** begin Given entries **

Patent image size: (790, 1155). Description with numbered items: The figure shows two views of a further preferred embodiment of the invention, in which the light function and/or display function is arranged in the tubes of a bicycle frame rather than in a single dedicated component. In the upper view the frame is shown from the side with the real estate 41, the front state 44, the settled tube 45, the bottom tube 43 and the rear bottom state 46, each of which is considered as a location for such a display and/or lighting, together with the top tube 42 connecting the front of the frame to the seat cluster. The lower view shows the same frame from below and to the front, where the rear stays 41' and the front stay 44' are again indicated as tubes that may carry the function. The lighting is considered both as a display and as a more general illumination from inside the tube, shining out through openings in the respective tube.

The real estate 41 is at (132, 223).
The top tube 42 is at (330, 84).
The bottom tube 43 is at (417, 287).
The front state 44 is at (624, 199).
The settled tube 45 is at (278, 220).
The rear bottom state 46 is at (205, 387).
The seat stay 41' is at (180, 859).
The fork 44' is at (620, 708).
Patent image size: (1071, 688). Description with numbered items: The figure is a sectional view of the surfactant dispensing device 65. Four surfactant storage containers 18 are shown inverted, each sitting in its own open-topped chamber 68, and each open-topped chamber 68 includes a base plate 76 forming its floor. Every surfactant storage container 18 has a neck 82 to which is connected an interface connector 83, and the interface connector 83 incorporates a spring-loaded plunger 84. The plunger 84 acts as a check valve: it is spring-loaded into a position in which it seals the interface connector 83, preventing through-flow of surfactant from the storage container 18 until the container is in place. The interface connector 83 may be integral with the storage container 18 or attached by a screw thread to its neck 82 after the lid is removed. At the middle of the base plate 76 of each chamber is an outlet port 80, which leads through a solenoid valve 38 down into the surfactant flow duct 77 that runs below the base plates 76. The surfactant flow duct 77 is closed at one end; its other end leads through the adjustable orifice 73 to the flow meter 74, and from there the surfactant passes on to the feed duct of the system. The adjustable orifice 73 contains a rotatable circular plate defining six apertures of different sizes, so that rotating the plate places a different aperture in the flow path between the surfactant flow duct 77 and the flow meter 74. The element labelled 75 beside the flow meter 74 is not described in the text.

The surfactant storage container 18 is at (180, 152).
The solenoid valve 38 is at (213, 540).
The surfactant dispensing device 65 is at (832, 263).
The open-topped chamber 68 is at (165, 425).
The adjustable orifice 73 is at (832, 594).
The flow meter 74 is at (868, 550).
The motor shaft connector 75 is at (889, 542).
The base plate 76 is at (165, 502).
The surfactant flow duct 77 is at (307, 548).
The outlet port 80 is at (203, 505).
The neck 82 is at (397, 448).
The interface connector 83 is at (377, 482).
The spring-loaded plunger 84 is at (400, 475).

** end Given entries **

▶ [Requirements]: Rewrite the items from the start up to and including the line with "The seat stay 41' is at (180, 859).", replacing "openings" with "apertures" and changing nothing else.

▶ [Final answer]:
Patent image size: (790, 1155). Description with numbered items: The figure shows two views of a further preferred embodiment of the invention, in which the light function and/or display function is arranged in the tubes of a bicycle frame rather than in a single dedicated component. In the upper view the frame is shown from the side with the real estate 41, the front state 44, the settled tube 45, the bottom tube 43 and the rear bottom state 46, each of which is considered as a location for such a display and/or lighting, together with the top tube 42 connecting the front of the frame to the seat cluster. The lower view shows the same frame from below and to the front, where the rear stays 41' and the front stay 44' are again indicated as tubes that may carry the function. The lighting is considered both as a display and as a more general illumination from inside the tube, shining out through apertures in the respective tube.

The real estate 41 is at (132, 223).
The top tube 42 is at (330, 84).
The bottom tube 43 is at (417, 287).
The front state 44 is at (624, 199).
The settled tube 45 is at (278, 220).
The rear bottom state 46 is at (205, 387).
The seat stay 41' is at (180, 859).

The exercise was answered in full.